• **WRITTEN EXERCISE**
Find each line with the word "Categorie" and copy it.

-- Start of SUPPLIED MATERIAL --

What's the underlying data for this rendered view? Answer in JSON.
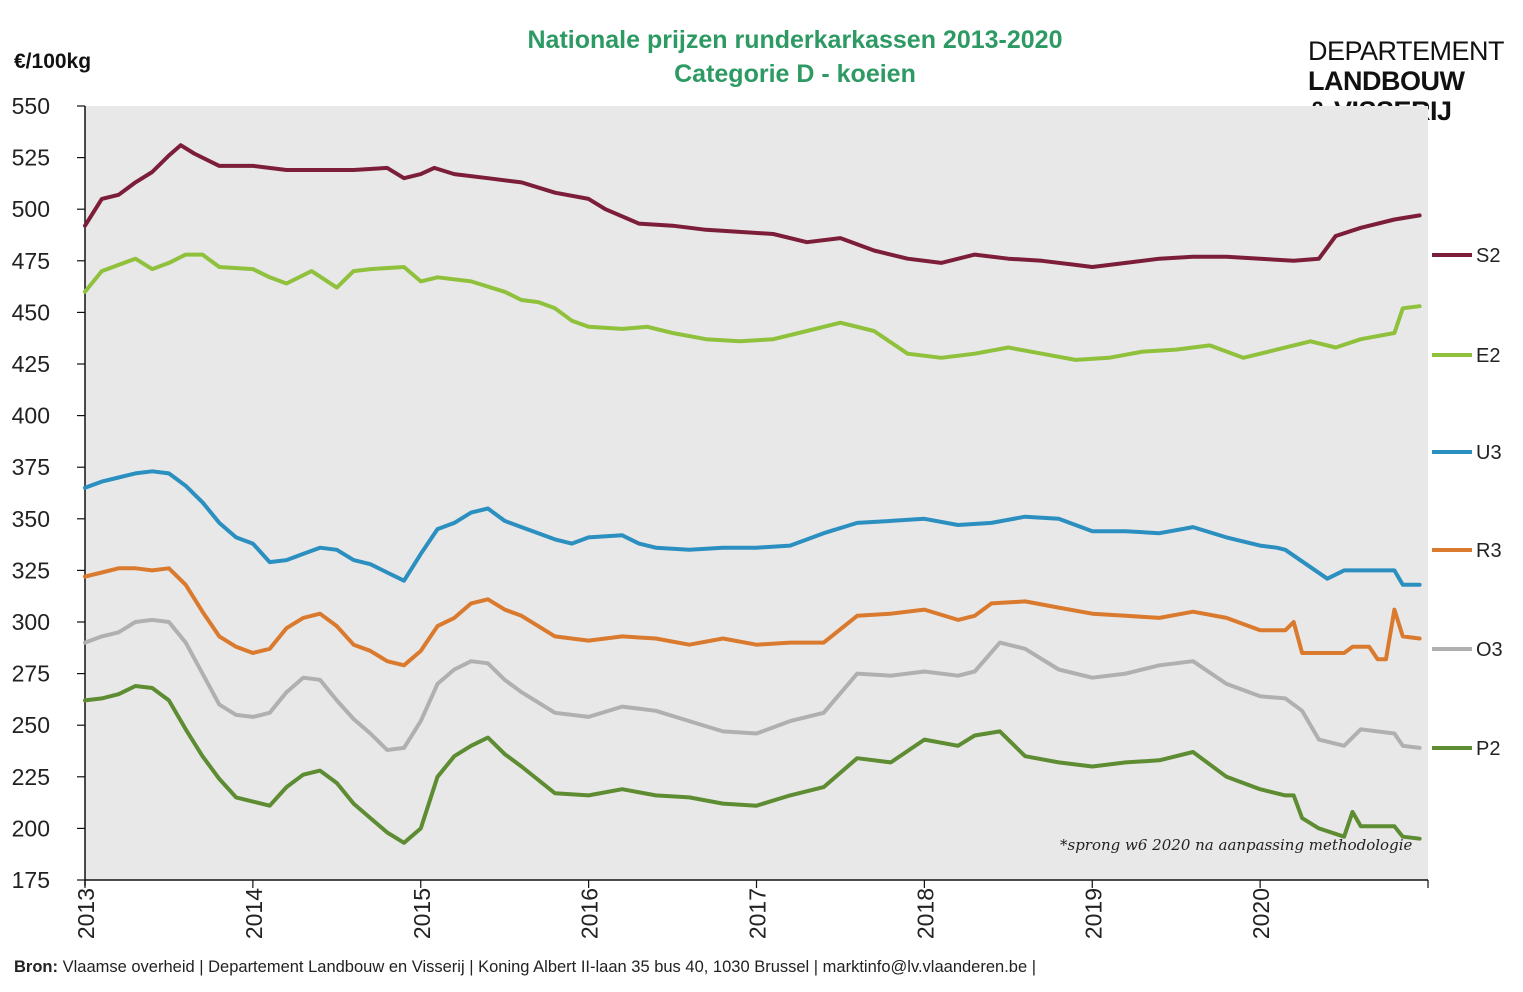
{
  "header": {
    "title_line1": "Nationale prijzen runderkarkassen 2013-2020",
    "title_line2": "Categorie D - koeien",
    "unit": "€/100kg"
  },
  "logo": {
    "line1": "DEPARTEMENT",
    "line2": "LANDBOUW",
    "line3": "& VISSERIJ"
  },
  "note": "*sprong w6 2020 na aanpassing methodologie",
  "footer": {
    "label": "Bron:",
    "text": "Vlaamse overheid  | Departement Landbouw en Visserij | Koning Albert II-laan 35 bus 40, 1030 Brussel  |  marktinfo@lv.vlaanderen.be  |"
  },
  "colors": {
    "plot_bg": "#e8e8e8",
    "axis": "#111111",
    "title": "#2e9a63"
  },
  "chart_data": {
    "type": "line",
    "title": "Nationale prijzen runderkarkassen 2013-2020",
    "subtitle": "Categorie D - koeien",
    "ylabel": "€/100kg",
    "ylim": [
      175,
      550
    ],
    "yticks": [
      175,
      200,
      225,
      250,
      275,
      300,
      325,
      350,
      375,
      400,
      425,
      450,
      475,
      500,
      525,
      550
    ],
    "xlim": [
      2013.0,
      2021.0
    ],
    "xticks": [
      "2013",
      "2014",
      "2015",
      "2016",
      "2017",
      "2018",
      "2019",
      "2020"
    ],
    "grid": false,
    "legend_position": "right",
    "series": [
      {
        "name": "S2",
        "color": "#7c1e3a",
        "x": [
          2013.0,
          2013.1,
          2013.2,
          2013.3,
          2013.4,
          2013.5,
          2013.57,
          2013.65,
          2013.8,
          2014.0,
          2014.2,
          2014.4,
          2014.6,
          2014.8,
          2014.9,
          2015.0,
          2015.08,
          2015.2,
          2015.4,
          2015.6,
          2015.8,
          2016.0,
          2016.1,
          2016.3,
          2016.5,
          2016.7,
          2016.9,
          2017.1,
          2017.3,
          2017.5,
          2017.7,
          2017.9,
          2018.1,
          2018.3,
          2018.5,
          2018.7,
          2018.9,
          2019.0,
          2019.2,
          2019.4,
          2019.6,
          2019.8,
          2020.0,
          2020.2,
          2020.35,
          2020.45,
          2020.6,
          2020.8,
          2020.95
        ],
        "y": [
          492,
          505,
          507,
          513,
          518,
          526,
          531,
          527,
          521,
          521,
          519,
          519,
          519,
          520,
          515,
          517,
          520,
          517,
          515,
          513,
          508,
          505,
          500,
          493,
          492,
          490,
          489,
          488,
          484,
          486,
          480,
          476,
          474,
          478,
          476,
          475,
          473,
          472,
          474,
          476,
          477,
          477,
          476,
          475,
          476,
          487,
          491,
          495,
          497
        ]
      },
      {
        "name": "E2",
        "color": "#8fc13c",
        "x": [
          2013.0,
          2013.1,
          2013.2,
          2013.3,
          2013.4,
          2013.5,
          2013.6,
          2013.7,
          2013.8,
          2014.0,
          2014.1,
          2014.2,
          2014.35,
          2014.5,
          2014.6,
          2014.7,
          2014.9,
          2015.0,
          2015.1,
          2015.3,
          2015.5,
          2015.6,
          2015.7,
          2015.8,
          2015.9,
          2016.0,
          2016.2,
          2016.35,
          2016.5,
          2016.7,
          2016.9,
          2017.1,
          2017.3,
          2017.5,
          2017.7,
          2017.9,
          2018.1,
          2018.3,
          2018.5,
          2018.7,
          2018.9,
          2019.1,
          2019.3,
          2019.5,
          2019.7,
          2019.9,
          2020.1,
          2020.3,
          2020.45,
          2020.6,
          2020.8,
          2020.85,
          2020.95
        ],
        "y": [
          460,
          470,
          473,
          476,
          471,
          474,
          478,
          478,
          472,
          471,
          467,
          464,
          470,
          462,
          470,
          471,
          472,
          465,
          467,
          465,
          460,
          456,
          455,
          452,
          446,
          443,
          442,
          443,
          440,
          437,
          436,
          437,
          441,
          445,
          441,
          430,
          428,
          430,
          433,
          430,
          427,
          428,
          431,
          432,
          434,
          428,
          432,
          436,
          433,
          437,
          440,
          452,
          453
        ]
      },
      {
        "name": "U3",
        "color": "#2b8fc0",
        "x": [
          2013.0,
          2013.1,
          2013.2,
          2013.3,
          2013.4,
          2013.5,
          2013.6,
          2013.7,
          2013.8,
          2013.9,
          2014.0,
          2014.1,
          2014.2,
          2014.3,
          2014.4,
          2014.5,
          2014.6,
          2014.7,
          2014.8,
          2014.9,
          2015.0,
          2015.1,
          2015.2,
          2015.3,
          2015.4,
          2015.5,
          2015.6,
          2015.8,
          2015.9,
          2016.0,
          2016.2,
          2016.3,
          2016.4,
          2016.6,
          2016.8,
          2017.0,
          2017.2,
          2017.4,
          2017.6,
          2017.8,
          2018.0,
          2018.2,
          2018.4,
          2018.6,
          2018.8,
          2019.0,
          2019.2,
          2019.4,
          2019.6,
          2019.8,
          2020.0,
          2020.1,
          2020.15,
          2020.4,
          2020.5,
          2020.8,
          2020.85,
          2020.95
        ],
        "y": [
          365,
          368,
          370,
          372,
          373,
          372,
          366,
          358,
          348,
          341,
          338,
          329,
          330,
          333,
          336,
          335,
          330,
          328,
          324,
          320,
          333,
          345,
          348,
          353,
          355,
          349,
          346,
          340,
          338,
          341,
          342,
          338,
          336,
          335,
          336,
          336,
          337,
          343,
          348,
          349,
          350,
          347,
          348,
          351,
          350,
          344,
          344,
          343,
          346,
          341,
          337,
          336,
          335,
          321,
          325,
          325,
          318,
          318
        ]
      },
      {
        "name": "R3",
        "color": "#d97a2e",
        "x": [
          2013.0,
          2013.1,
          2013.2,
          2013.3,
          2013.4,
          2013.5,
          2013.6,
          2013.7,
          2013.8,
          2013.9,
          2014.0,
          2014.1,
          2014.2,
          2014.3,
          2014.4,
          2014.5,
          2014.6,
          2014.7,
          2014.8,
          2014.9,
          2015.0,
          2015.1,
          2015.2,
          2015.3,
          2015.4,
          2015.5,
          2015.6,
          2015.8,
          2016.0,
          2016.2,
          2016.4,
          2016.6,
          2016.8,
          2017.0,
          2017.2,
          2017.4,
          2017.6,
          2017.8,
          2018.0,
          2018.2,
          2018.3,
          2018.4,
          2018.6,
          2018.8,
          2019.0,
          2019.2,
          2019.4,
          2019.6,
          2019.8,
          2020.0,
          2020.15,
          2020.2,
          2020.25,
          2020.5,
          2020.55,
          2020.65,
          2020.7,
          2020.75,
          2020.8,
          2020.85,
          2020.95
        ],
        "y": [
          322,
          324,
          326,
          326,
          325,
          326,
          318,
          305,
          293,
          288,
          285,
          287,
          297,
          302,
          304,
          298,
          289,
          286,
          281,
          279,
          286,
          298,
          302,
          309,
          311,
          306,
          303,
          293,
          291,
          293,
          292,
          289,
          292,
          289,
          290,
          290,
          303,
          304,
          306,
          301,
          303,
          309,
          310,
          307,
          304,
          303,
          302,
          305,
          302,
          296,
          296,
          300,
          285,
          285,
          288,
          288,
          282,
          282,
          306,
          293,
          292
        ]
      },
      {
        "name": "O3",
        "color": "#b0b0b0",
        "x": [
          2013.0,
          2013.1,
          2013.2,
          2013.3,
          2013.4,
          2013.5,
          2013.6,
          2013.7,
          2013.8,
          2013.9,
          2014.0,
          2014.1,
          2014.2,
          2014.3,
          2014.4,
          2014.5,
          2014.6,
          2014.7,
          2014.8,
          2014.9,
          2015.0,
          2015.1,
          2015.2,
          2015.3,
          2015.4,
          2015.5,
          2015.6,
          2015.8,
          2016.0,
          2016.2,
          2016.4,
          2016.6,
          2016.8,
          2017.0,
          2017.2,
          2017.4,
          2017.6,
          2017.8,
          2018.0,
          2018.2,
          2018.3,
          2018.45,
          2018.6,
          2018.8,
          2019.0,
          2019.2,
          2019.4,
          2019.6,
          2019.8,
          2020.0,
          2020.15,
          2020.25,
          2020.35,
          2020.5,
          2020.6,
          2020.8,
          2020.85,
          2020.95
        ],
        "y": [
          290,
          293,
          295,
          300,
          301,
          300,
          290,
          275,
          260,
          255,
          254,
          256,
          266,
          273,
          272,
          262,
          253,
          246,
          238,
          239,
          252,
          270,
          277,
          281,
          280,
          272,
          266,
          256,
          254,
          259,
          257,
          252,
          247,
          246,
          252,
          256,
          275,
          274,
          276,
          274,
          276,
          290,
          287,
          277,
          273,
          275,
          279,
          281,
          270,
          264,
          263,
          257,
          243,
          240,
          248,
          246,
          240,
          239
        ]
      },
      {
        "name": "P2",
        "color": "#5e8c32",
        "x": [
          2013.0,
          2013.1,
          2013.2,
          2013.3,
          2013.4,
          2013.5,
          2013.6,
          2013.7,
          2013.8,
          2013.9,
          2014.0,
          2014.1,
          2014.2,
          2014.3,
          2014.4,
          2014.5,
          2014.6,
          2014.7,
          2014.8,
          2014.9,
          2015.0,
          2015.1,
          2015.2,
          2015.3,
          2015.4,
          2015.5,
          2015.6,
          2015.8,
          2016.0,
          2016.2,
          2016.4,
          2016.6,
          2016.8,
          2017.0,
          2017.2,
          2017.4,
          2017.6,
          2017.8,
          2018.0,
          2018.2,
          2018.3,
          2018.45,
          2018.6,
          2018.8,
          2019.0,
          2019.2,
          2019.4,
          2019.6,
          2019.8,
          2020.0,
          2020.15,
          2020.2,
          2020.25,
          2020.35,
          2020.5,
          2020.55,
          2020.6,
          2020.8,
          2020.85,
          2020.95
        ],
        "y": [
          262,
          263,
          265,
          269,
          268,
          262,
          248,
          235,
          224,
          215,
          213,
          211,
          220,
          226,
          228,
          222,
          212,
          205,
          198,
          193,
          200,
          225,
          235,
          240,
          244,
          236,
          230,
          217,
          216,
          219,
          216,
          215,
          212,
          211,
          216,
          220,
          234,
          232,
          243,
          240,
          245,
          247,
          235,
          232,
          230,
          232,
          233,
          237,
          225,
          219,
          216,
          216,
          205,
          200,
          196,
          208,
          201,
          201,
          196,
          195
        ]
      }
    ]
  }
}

-- End of SUPPLIED MATERIAL --

• **TASK OUTPUT**
    "title_line2": "Categorie D - koeien",
    "subtitle": "Categorie D - koeien",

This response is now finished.